* _Stated exercise_
Scan the entries below. List each line with "Portfolio".
______
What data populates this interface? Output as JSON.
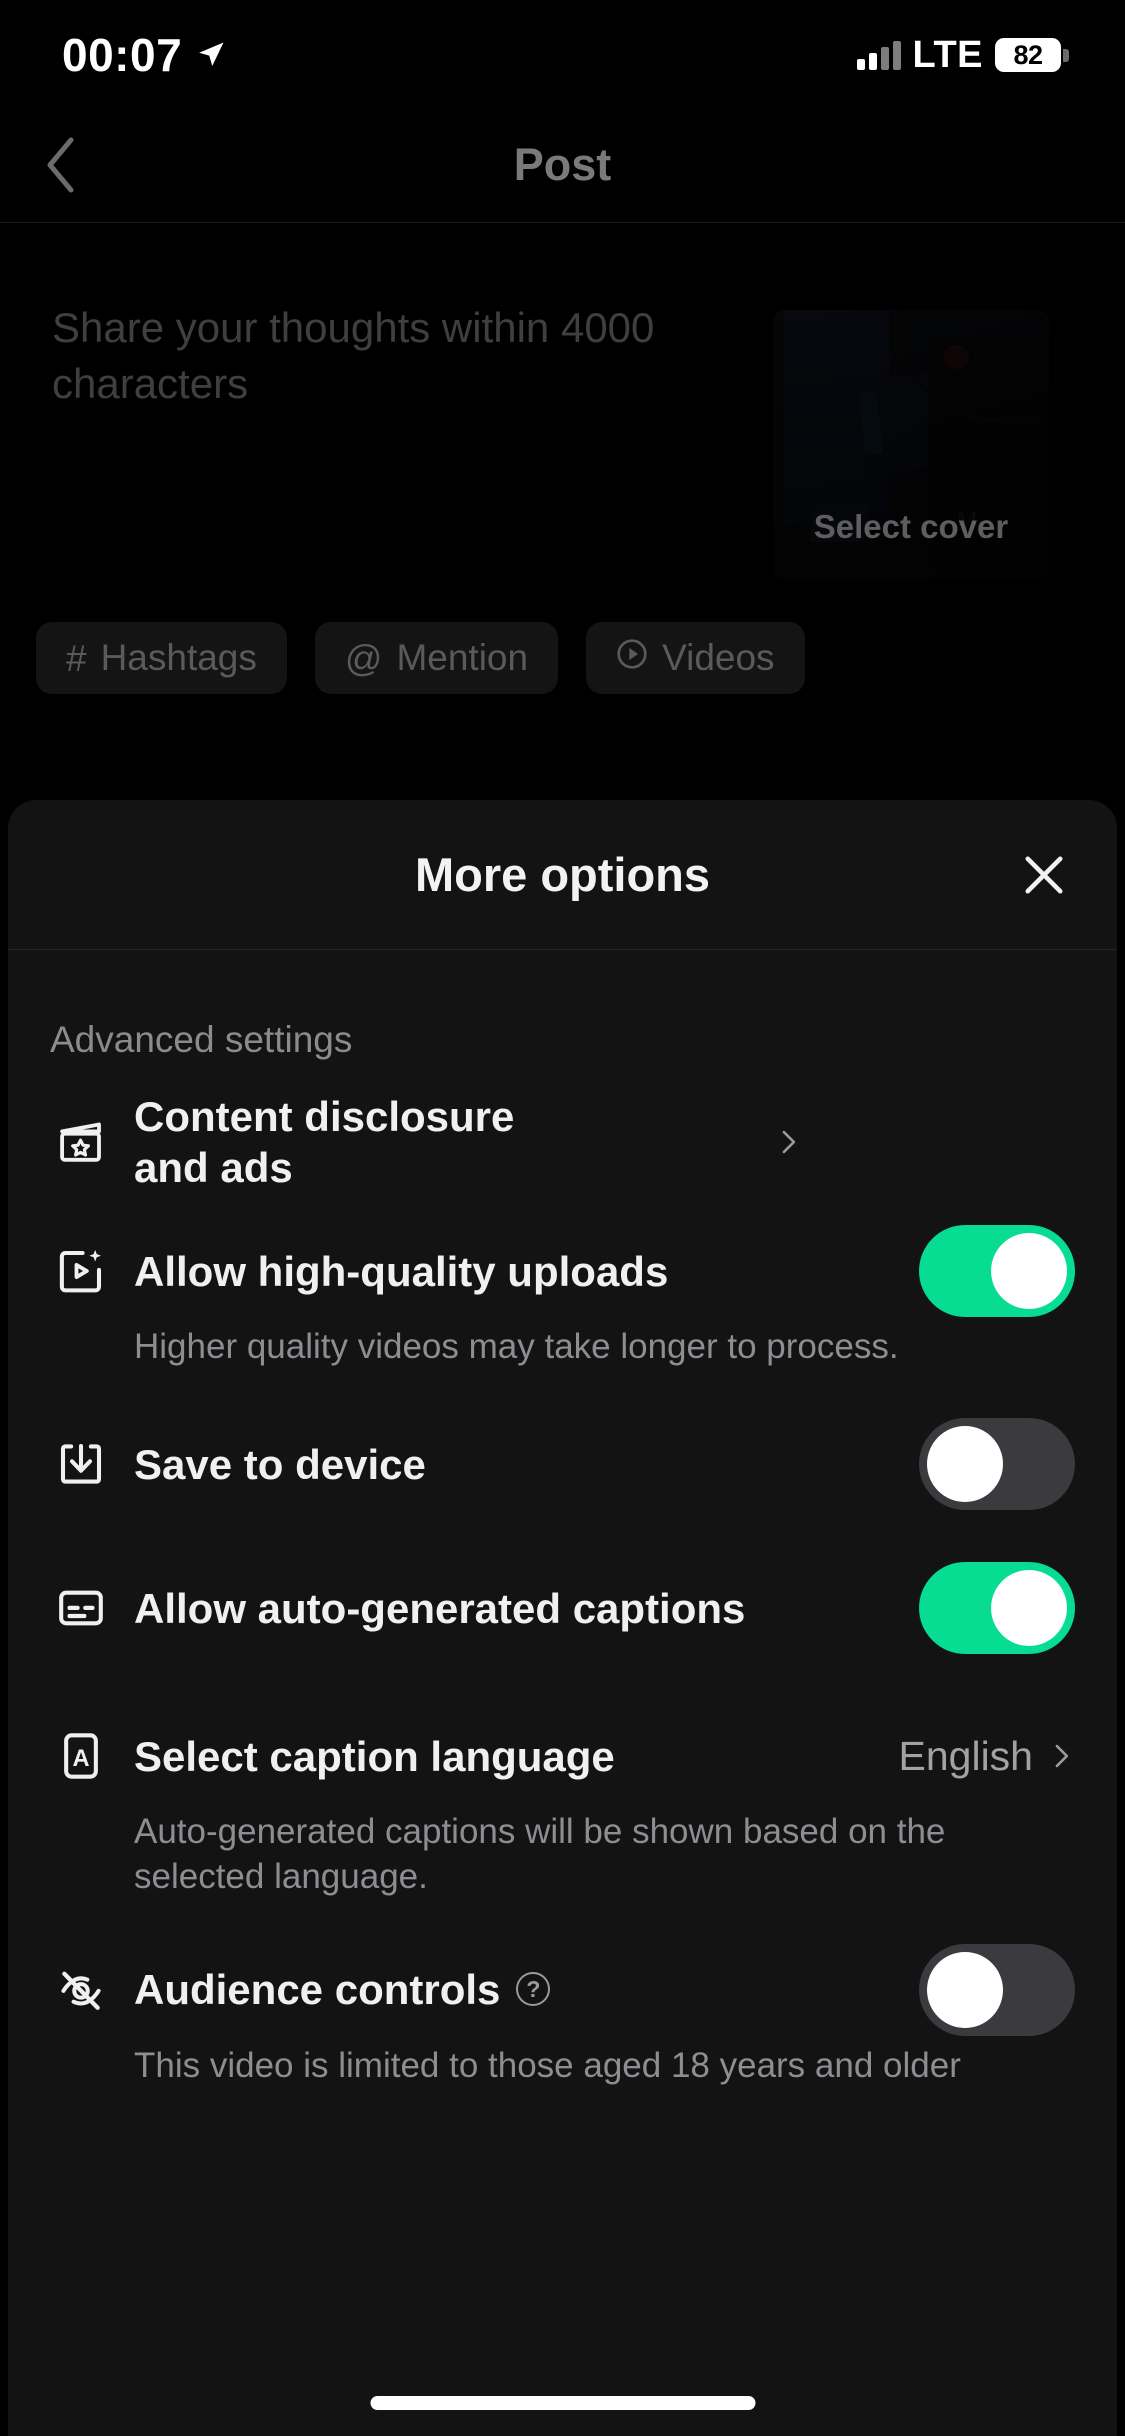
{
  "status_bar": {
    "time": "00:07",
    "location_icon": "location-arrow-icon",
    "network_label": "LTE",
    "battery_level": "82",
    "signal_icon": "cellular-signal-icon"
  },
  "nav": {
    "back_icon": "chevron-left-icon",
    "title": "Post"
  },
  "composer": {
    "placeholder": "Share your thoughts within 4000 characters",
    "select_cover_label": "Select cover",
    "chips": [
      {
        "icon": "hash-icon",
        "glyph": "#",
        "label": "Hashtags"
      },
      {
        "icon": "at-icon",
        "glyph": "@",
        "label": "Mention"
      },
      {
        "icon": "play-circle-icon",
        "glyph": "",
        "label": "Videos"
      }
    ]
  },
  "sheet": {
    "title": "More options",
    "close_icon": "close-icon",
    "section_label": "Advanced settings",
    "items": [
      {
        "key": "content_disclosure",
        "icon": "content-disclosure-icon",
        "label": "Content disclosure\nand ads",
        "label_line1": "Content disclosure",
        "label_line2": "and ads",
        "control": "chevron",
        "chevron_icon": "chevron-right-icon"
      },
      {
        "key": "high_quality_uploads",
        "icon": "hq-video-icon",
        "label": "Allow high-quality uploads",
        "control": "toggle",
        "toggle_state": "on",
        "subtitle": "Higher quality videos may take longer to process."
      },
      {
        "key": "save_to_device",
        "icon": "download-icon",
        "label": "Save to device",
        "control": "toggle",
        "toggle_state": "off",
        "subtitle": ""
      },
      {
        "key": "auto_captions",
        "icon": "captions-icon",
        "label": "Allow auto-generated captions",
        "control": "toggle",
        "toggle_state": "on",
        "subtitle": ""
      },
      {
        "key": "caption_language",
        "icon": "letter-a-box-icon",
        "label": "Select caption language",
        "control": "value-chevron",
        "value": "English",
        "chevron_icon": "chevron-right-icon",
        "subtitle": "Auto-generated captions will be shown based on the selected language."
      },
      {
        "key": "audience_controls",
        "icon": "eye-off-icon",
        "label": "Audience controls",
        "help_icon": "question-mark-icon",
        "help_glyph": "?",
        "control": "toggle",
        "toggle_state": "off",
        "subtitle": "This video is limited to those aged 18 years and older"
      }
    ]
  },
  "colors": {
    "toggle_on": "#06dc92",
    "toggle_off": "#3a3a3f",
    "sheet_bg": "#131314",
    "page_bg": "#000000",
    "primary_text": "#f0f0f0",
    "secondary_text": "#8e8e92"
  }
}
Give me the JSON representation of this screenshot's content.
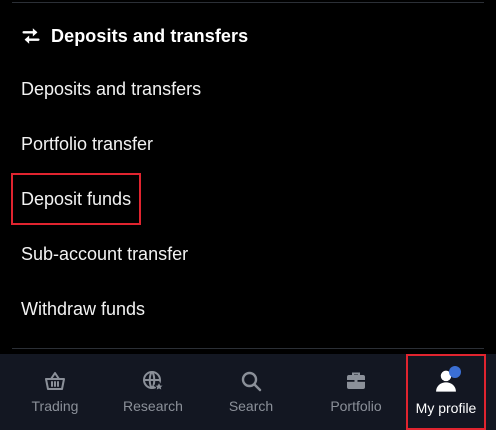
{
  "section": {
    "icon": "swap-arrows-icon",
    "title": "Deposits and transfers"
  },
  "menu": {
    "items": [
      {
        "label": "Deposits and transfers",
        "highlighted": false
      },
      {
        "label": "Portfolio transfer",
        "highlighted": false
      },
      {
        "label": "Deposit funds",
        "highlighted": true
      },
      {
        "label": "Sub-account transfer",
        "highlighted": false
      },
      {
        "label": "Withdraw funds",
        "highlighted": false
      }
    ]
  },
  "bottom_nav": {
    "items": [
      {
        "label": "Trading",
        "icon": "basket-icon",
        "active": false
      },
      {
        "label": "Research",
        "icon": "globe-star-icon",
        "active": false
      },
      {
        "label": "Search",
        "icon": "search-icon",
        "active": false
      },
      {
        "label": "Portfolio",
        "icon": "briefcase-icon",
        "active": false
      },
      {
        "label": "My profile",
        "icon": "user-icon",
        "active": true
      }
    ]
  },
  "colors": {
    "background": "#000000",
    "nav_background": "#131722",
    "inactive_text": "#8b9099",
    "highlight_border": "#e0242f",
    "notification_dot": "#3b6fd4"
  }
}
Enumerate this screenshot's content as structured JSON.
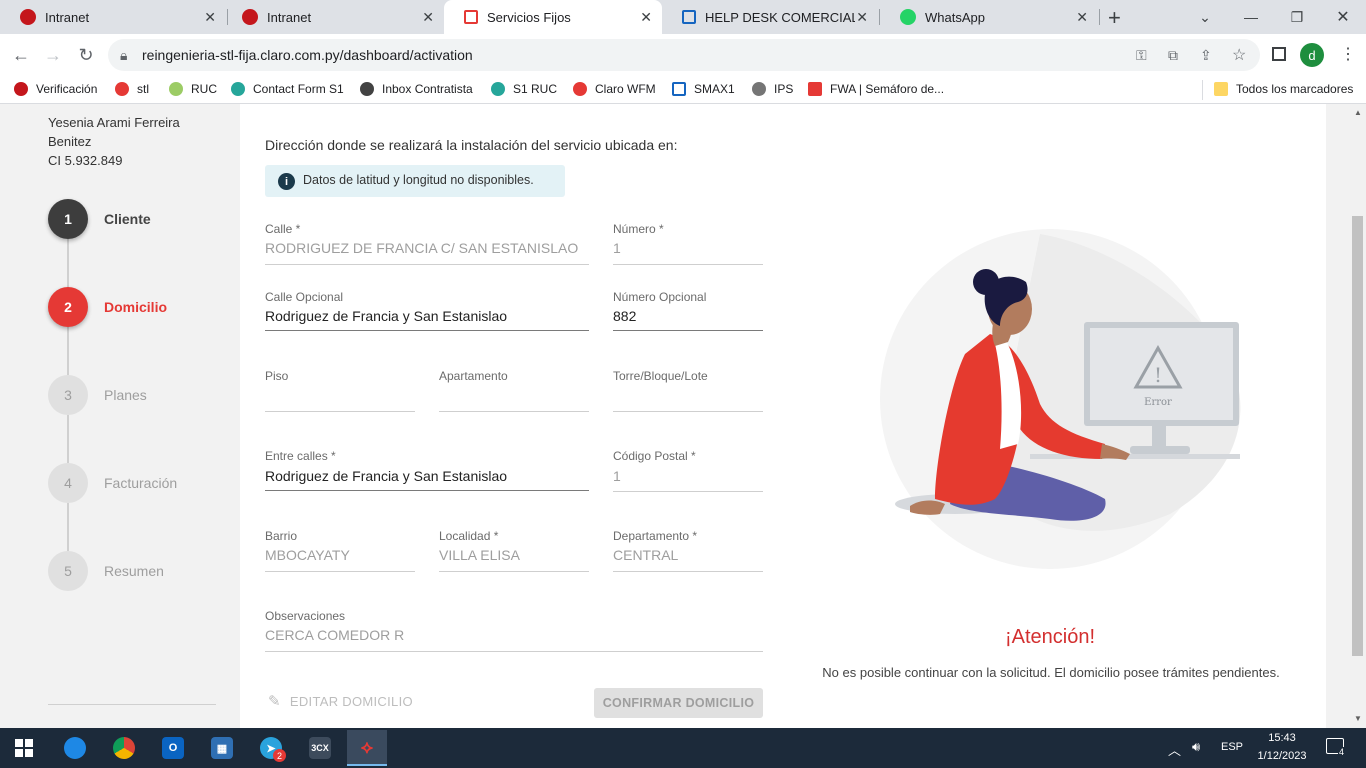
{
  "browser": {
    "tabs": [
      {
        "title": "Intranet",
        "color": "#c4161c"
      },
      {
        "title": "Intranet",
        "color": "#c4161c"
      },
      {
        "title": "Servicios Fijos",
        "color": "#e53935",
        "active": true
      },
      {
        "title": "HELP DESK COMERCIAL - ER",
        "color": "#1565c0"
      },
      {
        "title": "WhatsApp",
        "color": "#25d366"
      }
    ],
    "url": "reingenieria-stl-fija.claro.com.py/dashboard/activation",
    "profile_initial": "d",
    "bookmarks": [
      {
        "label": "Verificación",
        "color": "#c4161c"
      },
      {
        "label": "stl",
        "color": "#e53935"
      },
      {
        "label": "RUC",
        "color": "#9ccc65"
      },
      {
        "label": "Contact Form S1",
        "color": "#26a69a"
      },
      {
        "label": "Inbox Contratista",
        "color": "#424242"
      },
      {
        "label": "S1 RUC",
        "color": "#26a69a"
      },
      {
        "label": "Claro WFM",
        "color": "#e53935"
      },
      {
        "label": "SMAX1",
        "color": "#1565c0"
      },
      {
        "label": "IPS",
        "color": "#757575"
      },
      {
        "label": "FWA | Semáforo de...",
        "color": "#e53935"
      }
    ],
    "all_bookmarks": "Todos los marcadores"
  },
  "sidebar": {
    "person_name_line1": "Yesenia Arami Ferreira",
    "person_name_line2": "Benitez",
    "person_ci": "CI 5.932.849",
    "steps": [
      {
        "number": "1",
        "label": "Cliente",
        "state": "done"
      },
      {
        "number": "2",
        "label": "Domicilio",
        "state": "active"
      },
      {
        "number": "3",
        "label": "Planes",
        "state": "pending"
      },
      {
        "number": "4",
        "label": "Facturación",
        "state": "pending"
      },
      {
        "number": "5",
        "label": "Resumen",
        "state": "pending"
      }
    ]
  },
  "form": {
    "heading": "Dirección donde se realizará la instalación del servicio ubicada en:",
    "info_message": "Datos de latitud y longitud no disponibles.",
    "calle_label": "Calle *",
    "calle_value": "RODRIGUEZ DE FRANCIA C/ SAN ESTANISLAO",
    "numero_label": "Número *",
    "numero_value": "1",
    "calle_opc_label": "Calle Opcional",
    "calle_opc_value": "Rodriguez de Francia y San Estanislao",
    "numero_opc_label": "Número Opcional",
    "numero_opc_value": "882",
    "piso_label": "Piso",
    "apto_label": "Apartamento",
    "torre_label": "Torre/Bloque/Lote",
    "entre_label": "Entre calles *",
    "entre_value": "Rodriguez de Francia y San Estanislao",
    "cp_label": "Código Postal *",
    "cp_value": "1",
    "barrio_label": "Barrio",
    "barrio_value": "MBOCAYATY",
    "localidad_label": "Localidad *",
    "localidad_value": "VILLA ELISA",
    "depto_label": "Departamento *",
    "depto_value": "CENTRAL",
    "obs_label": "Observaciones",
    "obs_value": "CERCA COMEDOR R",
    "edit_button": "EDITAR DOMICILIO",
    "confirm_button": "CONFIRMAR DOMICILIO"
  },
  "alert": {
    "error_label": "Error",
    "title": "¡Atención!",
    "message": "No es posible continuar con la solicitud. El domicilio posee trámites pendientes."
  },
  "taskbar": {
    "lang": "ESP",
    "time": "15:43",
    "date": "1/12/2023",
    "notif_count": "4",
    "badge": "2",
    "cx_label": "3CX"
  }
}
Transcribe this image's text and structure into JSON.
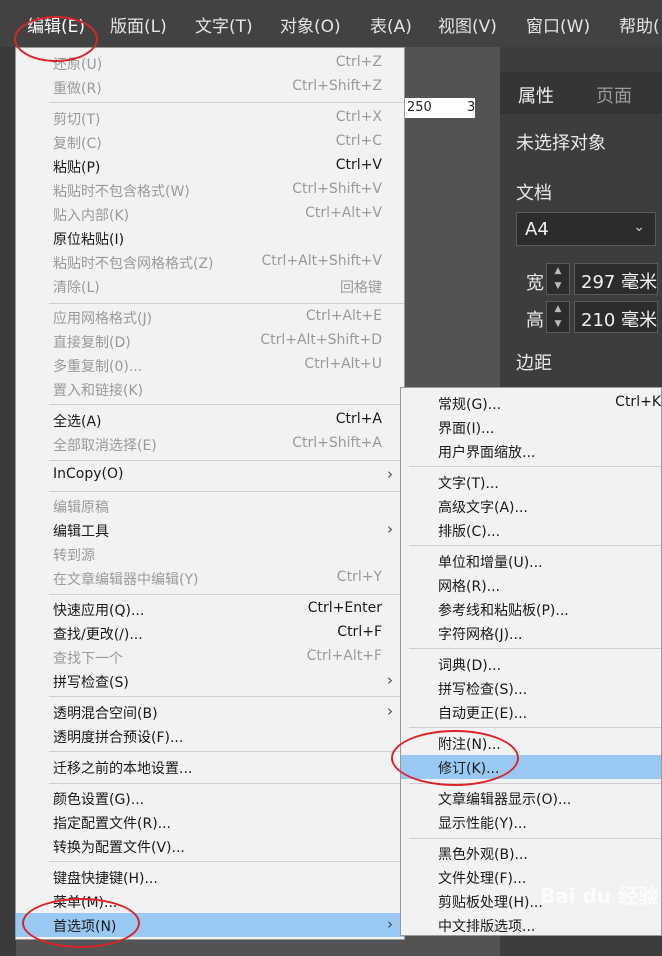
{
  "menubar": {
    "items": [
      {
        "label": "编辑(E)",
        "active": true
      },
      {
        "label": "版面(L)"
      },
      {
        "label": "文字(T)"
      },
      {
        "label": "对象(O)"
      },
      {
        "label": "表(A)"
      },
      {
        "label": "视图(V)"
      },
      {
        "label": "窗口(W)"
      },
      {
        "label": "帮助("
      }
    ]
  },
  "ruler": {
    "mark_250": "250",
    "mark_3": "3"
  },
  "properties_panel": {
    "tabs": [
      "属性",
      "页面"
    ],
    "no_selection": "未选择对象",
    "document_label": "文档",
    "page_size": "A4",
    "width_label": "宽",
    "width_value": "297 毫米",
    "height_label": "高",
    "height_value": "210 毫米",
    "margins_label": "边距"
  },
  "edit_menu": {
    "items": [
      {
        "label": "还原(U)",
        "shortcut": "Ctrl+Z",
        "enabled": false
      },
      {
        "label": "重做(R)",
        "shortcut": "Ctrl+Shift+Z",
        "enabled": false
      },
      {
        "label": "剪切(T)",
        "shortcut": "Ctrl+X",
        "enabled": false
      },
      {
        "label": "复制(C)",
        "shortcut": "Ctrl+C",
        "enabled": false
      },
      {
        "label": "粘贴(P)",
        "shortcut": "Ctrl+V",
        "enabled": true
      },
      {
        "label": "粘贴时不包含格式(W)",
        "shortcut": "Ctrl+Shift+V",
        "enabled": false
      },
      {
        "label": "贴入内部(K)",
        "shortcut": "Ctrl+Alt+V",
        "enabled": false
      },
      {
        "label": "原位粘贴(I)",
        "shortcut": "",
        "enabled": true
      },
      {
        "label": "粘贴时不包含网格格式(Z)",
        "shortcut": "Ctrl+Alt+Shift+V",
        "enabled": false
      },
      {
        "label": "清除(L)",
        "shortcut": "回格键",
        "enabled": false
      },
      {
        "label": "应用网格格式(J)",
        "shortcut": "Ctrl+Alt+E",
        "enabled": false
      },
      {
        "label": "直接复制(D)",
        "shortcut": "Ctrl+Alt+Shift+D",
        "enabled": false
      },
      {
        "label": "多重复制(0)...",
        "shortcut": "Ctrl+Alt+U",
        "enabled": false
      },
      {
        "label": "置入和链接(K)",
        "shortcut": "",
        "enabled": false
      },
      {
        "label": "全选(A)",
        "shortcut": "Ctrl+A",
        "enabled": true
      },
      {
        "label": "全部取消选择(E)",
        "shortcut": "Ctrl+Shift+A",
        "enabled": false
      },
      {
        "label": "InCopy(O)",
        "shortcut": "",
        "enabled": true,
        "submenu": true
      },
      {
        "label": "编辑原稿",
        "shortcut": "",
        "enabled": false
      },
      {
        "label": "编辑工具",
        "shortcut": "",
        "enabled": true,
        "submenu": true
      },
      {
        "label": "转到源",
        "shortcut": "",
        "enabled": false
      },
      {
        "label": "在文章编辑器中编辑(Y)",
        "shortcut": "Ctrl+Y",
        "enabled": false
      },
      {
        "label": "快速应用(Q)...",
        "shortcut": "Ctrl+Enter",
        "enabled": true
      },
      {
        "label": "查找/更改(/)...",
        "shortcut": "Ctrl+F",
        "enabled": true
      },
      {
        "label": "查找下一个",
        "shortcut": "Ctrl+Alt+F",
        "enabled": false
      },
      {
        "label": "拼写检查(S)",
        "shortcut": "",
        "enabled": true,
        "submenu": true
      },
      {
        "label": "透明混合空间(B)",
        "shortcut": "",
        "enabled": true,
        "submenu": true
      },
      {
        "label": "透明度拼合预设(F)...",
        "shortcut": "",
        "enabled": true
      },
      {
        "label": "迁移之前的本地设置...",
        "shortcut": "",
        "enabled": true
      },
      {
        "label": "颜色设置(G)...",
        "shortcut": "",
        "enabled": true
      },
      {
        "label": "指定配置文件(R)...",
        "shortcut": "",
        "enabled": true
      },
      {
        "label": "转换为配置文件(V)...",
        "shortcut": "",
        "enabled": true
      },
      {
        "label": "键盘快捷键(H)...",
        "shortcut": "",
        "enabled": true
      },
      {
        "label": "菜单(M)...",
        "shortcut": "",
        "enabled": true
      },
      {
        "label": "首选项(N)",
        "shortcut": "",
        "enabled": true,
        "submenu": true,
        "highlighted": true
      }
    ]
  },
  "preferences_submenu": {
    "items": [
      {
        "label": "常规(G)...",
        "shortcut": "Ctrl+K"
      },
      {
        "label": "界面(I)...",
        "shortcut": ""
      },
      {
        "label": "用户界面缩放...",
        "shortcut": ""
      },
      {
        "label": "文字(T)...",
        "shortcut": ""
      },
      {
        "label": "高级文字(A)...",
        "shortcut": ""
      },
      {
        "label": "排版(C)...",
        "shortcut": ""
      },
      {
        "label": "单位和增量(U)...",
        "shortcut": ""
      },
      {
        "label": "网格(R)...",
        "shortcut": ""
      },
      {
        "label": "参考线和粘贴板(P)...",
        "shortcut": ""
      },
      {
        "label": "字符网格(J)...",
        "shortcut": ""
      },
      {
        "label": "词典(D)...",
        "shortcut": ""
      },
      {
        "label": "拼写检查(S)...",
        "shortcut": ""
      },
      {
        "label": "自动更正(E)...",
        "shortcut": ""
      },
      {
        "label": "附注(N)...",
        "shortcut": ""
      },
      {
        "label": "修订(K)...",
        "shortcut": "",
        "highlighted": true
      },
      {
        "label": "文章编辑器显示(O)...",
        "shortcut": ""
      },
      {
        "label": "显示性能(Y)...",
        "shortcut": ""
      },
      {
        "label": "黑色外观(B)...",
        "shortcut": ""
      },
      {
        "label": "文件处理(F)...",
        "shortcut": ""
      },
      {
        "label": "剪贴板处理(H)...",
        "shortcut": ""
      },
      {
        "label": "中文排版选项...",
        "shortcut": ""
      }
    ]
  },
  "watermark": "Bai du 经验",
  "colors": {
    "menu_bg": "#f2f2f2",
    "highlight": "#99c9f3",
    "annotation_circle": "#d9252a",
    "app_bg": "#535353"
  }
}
______
* _Solution to the problem_
        "label": "Portfolio transfer",
        "label": "Portfolio",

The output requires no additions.